(SHORT EXERCISE): Locate the string "attributable" in the records below. Copy every line where it occurs.

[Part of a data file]
******
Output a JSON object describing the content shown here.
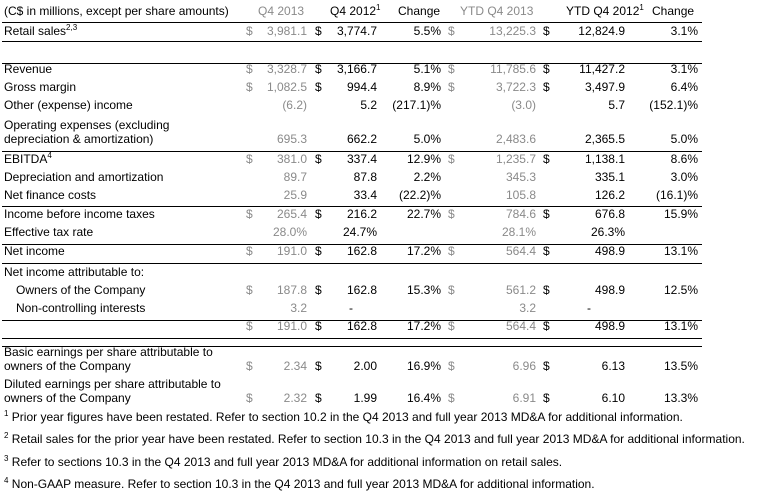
{
  "header": {
    "title": "(C$ in millions, except per share amounts)",
    "q4_2013": "Q4 2013",
    "q4_2012": "Q4 2012",
    "q4_2012_sup": "1",
    "change": "Change",
    "ytd_2013": "YTD Q4 2013",
    "ytd_2012": "YTD Q4 2012",
    "ytd_2012_sup": "1",
    "change2": "Change"
  },
  "rows": [
    {
      "label": "Retail sales",
      "sup": "2,3",
      "s1": "$",
      "q13": "3,981.1",
      "s2": "$",
      "q12": "3,774.7",
      "chg": "5.5%",
      "s3": "$",
      "y13": "13,225.3",
      "s4": "$",
      "y12": "12,824.9",
      "chg2": "3.1%"
    },
    {
      "label": "Revenue",
      "sup": "",
      "s1": "$",
      "q13": "3,328.7",
      "s2": "$",
      "q12": "3,166.7",
      "chg": "5.1%",
      "s3": "$",
      "y13": "11,785.6",
      "s4": "$",
      "y12": "11,427.2",
      "chg2": "3.1%"
    },
    {
      "label": "Gross margin",
      "sup": "",
      "s1": "$",
      "q13": "1,082.5",
      "s2": "$",
      "q12": "994.4",
      "chg": "8.9%",
      "s3": "$",
      "y13": "3,722.3",
      "s4": "$",
      "y12": "3,497.9",
      "chg2": "6.4%"
    },
    {
      "label": "Other (expense) income",
      "sup": "",
      "s1": "",
      "q13": "(6.2)",
      "s2": "",
      "q12": "5.2",
      "chg": "(217.1)%",
      "s3": "",
      "y13": "(3.0)",
      "s4": "",
      "y12": "5.7",
      "chg2": "(152.1)%"
    },
    {
      "label": "Operating expenses (excluding",
      "label2": "depreciation & amortization)",
      "sup": "",
      "s1": "",
      "q13": "695.3",
      "s2": "",
      "q12": "662.2",
      "chg": "5.0%",
      "s3": "",
      "y13": "2,483.6",
      "s4": "",
      "y12": "2,365.5",
      "chg2": "5.0%"
    },
    {
      "label": "EBITDA",
      "sup": "4",
      "s1": "$",
      "q13": "381.0",
      "s2": "$",
      "q12": "337.4",
      "chg": "12.9%",
      "s3": "$",
      "y13": "1,235.7",
      "s4": "$",
      "y12": "1,138.1",
      "chg2": "8.6%"
    },
    {
      "label": "Depreciation and amortization",
      "sup": "",
      "s1": "",
      "q13": "89.7",
      "s2": "",
      "q12": "87.8",
      "chg": "2.2%",
      "s3": "",
      "y13": "345.3",
      "s4": "",
      "y12": "335.1",
      "chg2": "3.0%"
    },
    {
      "label": "Net finance costs",
      "sup": "",
      "s1": "",
      "q13": "25.9",
      "s2": "",
      "q12": "33.4",
      "chg": "(22.2)%",
      "s3": "",
      "y13": "105.8",
      "s4": "",
      "y12": "126.2",
      "chg2": "(16.1)%"
    },
    {
      "label": "Income before income taxes",
      "sup": "",
      "s1": "$",
      "q13": "265.4",
      "s2": "$",
      "q12": "216.2",
      "chg": "22.7%",
      "s3": "$",
      "y13": "784.6",
      "s4": "$",
      "y12": "676.8",
      "chg2": "15.9%"
    },
    {
      "label": "Effective tax rate",
      "sup": "",
      "s1": "",
      "q13": "28.0%",
      "s2": "",
      "q12": "24.7%",
      "chg": "",
      "s3": "",
      "y13": "28.1%",
      "s4": "",
      "y12": "26.3%",
      "chg2": ""
    },
    {
      "label": "Net income",
      "sup": "",
      "s1": "$",
      "q13": "191.0",
      "s2": "$",
      "q12": "162.8",
      "chg": "17.2%",
      "s3": "$",
      "y13": "564.4",
      "s4": "$",
      "y12": "498.9",
      "chg2": "13.1%"
    },
    {
      "label": "Net income attributable to:",
      "sup": "",
      "s1": "",
      "q13": "",
      "s2": "",
      "q12": "",
      "chg": "",
      "s3": "",
      "y13": "",
      "s4": "",
      "y12": "",
      "chg2": ""
    },
    {
      "label": "Owners of the Company",
      "sup": "",
      "s1": "$",
      "q13": "187.8",
      "s2": "$",
      "q12": "162.8",
      "chg": "15.3%",
      "s3": "$",
      "y13": "561.2",
      "s4": "$",
      "y12": "498.9",
      "chg2": "12.5%"
    },
    {
      "label": "Non-controlling interests",
      "sup": "",
      "s1": "",
      "q13": "3.2",
      "s2": "",
      "q12": "-",
      "chg": "",
      "s3": "",
      "y13": "3.2",
      "s4": "",
      "y12": "-",
      "chg2": ""
    },
    {
      "label": "",
      "sup": "",
      "s1": "$",
      "q13": "191.0",
      "s2": "$",
      "q12": "162.8",
      "chg": "17.2%",
      "s3": "$",
      "y13": "564.4",
      "s4": "$",
      "y12": "498.9",
      "chg2": "13.1%"
    },
    {
      "label": "Basic earnings per share attributable to",
      "label2": "owners of the Company",
      "sup": "",
      "s1": "$",
      "q13": "2.34",
      "s2": "$",
      "q12": "2.00",
      "chg": "16.9%",
      "s3": "$",
      "y13": "6.96",
      "s4": "$",
      "y12": "6.13",
      "chg2": "13.5%"
    },
    {
      "label": "Diluted earnings per share attributable to",
      "label2": "owners of the Company",
      "sup": "",
      "s1": "$",
      "q13": "2.32",
      "s2": "$",
      "q12": "1.99",
      "chg": "16.4%",
      "s3": "$",
      "y13": "6.91",
      "s4": "$",
      "y12": "6.10",
      "chg2": "13.3%"
    }
  ],
  "footnotes": [
    {
      "num": "1",
      "text": "Prior year figures have been restated.  Refer to section 10.2 in the Q4 2013 and full year 2013 MD&A for additional information."
    },
    {
      "num": "2",
      "text": "Retail sales for the prior year have been restated. Refer to section 10.3 in the Q4 2013 and full year 2013 MD&A for additional information."
    },
    {
      "num": "3",
      "text": "Refer to sections 10.3 in the Q4 2013 and full year 2013 MD&A for additional information on retail sales."
    },
    {
      "num": "4",
      "text": "Non-GAAP measure. Refer to section 10.3 in the Q4 2013 and full year 2013 MD&A for additional information."
    }
  ]
}
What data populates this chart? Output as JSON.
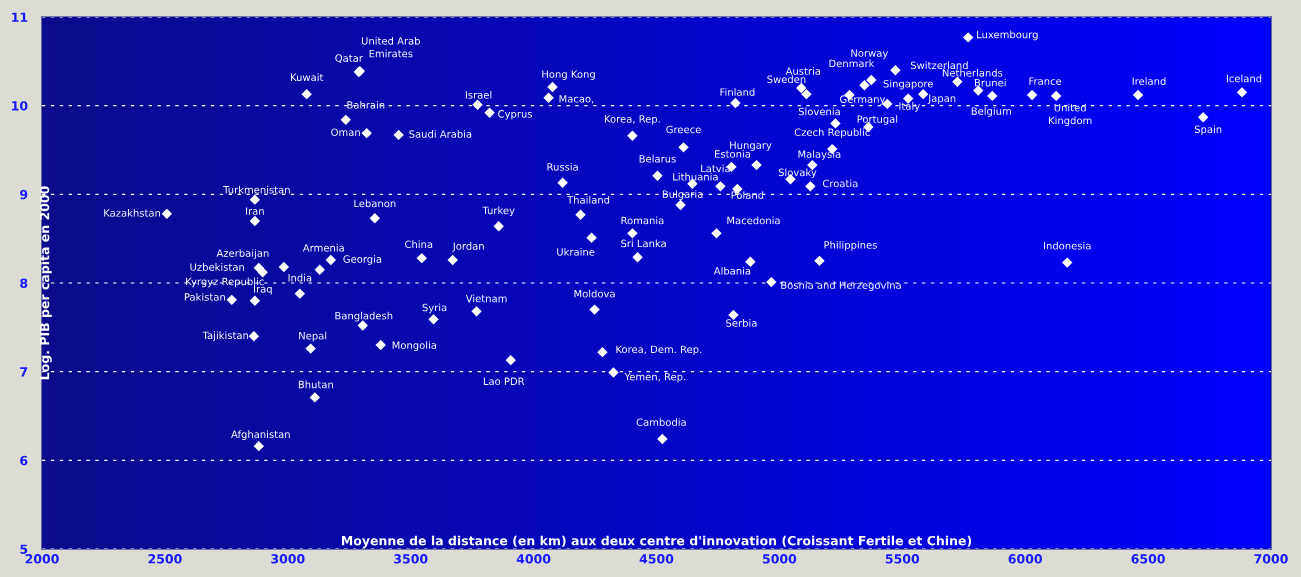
{
  "chart_data": {
    "type": "scatter",
    "xlabel": "Moyenne de la distance (en km) aux deux centre d'innovation (Croissant Fertile et Chine)",
    "ylabel": "Log. PIB per capita en 2000",
    "xlim": [
      2000,
      7000
    ],
    "ylim": [
      5,
      11
    ],
    "xticks": [
      2000,
      2500,
      3000,
      3500,
      4000,
      4500,
      5000,
      5500,
      6000,
      6500,
      7000
    ],
    "yticks": [
      5,
      6,
      7,
      8,
      9,
      10,
      11
    ],
    "grid": "y",
    "legend": false,
    "marker": "diamond",
    "series": [
      {
        "color": "#ffffff",
        "x": [
          2508,
          2866,
          2866,
          3077,
          3289,
          3293,
          3236,
          3321,
          3451,
          3354,
          2984,
          2882,
          2898,
          3130,
          3175,
          3049,
          2866,
          2772,
          2862,
          3093,
          3305,
          3378,
          3593,
          3768,
          3907,
          3110,
          2882,
          3545,
          3671,
          3858,
          3772,
          3821,
          4077,
          4061,
          4118,
          4191,
          4236,
          4402,
          4423,
          4248,
          4402,
          4610,
          4504,
          4646,
          4760,
          4805,
          4907,
          4829,
          4598,
          4744,
          4882,
          4967,
          4813,
          5163,
          4280,
          4325,
          4524,
          4821,
          5089,
          5110,
          5228,
          5215,
          5134,
          5045,
          5126,
          5362,
          5285,
          5346,
          5374,
          5472,
          5439,
          5524,
          5585,
          5724,
          5809,
          5866,
          5768,
          6028,
          6126,
          6459,
          6724,
          6171,
          6882
        ],
        "values": [
          8.78,
          8.94,
          8.7,
          10.13,
          10.38,
          10.39,
          9.84,
          9.69,
          9.67,
          8.73,
          8.18,
          8.17,
          8.12,
          8.15,
          8.26,
          7.88,
          7.8,
          7.81,
          7.4,
          7.26,
          7.52,
          7.3,
          7.59,
          7.68,
          7.13,
          6.71,
          6.16,
          8.28,
          8.26,
          8.64,
          10.01,
          9.92,
          10.21,
          10.09,
          9.13,
          8.77,
          8.51,
          8.56,
          8.29,
          7.7,
          9.66,
          9.53,
          9.21,
          9.12,
          9.09,
          9.31,
          9.33,
          9.06,
          8.88,
          8.56,
          8.24,
          8.01,
          7.64,
          8.25,
          7.22,
          6.99,
          6.24,
          10.03,
          10.2,
          10.13,
          9.8,
          9.51,
          9.33,
          9.17,
          9.09,
          9.76,
          10.12,
          10.23,
          10.29,
          10.4,
          10.02,
          10.08,
          10.13,
          10.27,
          10.17,
          10.11,
          10.77,
          10.12,
          10.11,
          10.12,
          9.87,
          8.23,
          10.15
        ]
      }
    ],
    "annotations": [
      {
        "text": "Kazakhstan",
        "x": 2508,
        "y": 8.78
      },
      {
        "text": "Turkmenistan",
        "x": 2866,
        "y": 8.94
      },
      {
        "text": "Iran",
        "x": 2866,
        "y": 8.7
      },
      {
        "text": "Kuwait",
        "x": 3077,
        "y": 10.13
      },
      {
        "text": "Qatar",
        "x": 3289,
        "y": 10.38
      },
      {
        "text": "United Arab\nEmirates",
        "x": 3293,
        "y": 10.39
      },
      {
        "text": "Bahrain",
        "x": 3236,
        "y": 9.84
      },
      {
        "text": "Oman",
        "x": 3321,
        "y": 9.69
      },
      {
        "text": "Saudi Arabia",
        "x": 3451,
        "y": 9.67
      },
      {
        "text": "Lebanon",
        "x": 3354,
        "y": 8.73
      },
      {
        "text": "Azerbaijan",
        "x": 2984,
        "y": 8.18
      },
      {
        "text": "Uzbekistan",
        "x": 2882,
        "y": 8.17
      },
      {
        "text": "Kyrgyz Republic",
        "x": 2898,
        "y": 8.12
      },
      {
        "text": "Armenia",
        "x": 3130,
        "y": 8.15
      },
      {
        "text": "Georgia",
        "x": 3175,
        "y": 8.26
      },
      {
        "text": "India",
        "x": 3049,
        "y": 7.88
      },
      {
        "text": "Iraq",
        "x": 2866,
        "y": 7.8
      },
      {
        "text": "Pakistan",
        "x": 2772,
        "y": 7.81
      },
      {
        "text": "Tajikistan",
        "x": 2862,
        "y": 7.4
      },
      {
        "text": "Nepal",
        "x": 3093,
        "y": 7.26
      },
      {
        "text": "Bangladesh",
        "x": 3305,
        "y": 7.52
      },
      {
        "text": "Mongolia",
        "x": 3378,
        "y": 7.3
      },
      {
        "text": "Syria",
        "x": 3593,
        "y": 7.59
      },
      {
        "text": "Vietnam",
        "x": 3768,
        "y": 7.68
      },
      {
        "text": "Lao PDR",
        "x": 3907,
        "y": 7.13
      },
      {
        "text": "Bhutan",
        "x": 3110,
        "y": 6.71
      },
      {
        "text": "Afghanistan",
        "x": 2882,
        "y": 6.16
      },
      {
        "text": "China",
        "x": 3545,
        "y": 8.28
      },
      {
        "text": "Jordan",
        "x": 3671,
        "y": 8.26
      },
      {
        "text": "Turkey",
        "x": 3858,
        "y": 8.64
      },
      {
        "text": "Israel",
        "x": 3772,
        "y": 10.01
      },
      {
        "text": "Cyprus",
        "x": 3821,
        "y": 9.92
      },
      {
        "text": "Hong Kong",
        "x": 4077,
        "y": 10.21
      },
      {
        "text": "Macao,",
        "x": 4061,
        "y": 10.09
      },
      {
        "text": "Russia",
        "x": 4118,
        "y": 9.13
      },
      {
        "text": "Thailand",
        "x": 4191,
        "y": 8.77
      },
      {
        "text": "Ukraine",
        "x": 4236,
        "y": 8.51
      },
      {
        "text": "Romania",
        "x": 4402,
        "y": 8.56
      },
      {
        "text": "Sri Lanka",
        "x": 4423,
        "y": 8.29
      },
      {
        "text": "Moldova",
        "x": 4248,
        "y": 7.7
      },
      {
        "text": "Korea, Rep.",
        "x": 4402,
        "y": 9.66
      },
      {
        "text": "Greece",
        "x": 4610,
        "y": 9.53
      },
      {
        "text": "Belarus",
        "x": 4504,
        "y": 9.21
      },
      {
        "text": "Lithuania",
        "x": 4646,
        "y": 9.12
      },
      {
        "text": "Latvia",
        "x": 4760,
        "y": 9.09
      },
      {
        "text": "Estonia",
        "x": 4805,
        "y": 9.31
      },
      {
        "text": "Hungary",
        "x": 4907,
        "y": 9.33
      },
      {
        "text": "Poland",
        "x": 4829,
        "y": 9.06
      },
      {
        "text": "Bulgaria",
        "x": 4598,
        "y": 8.88
      },
      {
        "text": "Macedonia",
        "x": 4744,
        "y": 8.56
      },
      {
        "text": "Albania",
        "x": 4882,
        "y": 8.24
      },
      {
        "text": "Bosnia and Herzegovina",
        "x": 4967,
        "y": 8.01
      },
      {
        "text": "Serbia",
        "x": 4813,
        "y": 7.64
      },
      {
        "text": "Philippines",
        "x": 5163,
        "y": 8.25
      },
      {
        "text": "Korea, Dem. Rep.",
        "x": 4280,
        "y": 7.22
      },
      {
        "text": "Yemen, Rep.",
        "x": 4325,
        "y": 6.99
      },
      {
        "text": "Cambodia",
        "x": 4524,
        "y": 6.24
      },
      {
        "text": "Finland",
        "x": 4821,
        "y": 10.03
      },
      {
        "text": "Austria",
        "x": 5089,
        "y": 10.2
      },
      {
        "text": "Sweden",
        "x": 5110,
        "y": 10.13
      },
      {
        "text": "Slovenia",
        "x": 5228,
        "y": 9.8
      },
      {
        "text": "Czech Republic",
        "x": 5215,
        "y": 9.51
      },
      {
        "text": "Malaysia",
        "x": 5134,
        "y": 9.33
      },
      {
        "text": "Slovaky",
        "x": 5045,
        "y": 9.17
      },
      {
        "text": "Croatia",
        "x": 5126,
        "y": 9.09
      },
      {
        "text": "Portugal",
        "x": 5362,
        "y": 9.76
      },
      {
        "text": "Germany",
        "x": 5285,
        "y": 10.12
      },
      {
        "text": "Denmark",
        "x": 5346,
        "y": 10.23
      },
      {
        "text": "Norway",
        "x": 5374,
        "y": 10.29
      },
      {
        "text": "Switzerland",
        "x": 5472,
        "y": 10.4
      },
      {
        "text": "Italy",
        "x": 5439,
        "y": 10.02
      },
      {
        "text": "Singapore",
        "x": 5524,
        "y": 10.08
      },
      {
        "text": "Japan",
        "x": 5585,
        "y": 10.13
      },
      {
        "text": "Netherlands",
        "x": 5724,
        "y": 10.27
      },
      {
        "text": "Brunei",
        "x": 5809,
        "y": 10.17
      },
      {
        "text": "Belgium",
        "x": 5866,
        "y": 10.11
      },
      {
        "text": "Luxembourg",
        "x": 5768,
        "y": 10.77
      },
      {
        "text": "France",
        "x": 6028,
        "y": 10.12
      },
      {
        "text": "United\nKingdom",
        "x": 6126,
        "y": 10.11
      },
      {
        "text": "Ireland",
        "x": 6459,
        "y": 10.12
      },
      {
        "text": "Spain",
        "x": 6724,
        "y": 9.87
      },
      {
        "text": "Indonesia",
        "x": 6171,
        "y": 8.23
      },
      {
        "text": "Iceland",
        "x": 6882,
        "y": 10.15
      }
    ]
  }
}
******
(EXERCISE OUTPUT):
      "label": "Net income attributable to:",
      "label": "Basic earnings per share attributable to",
      "label": "Diluted earnings per share attributable to",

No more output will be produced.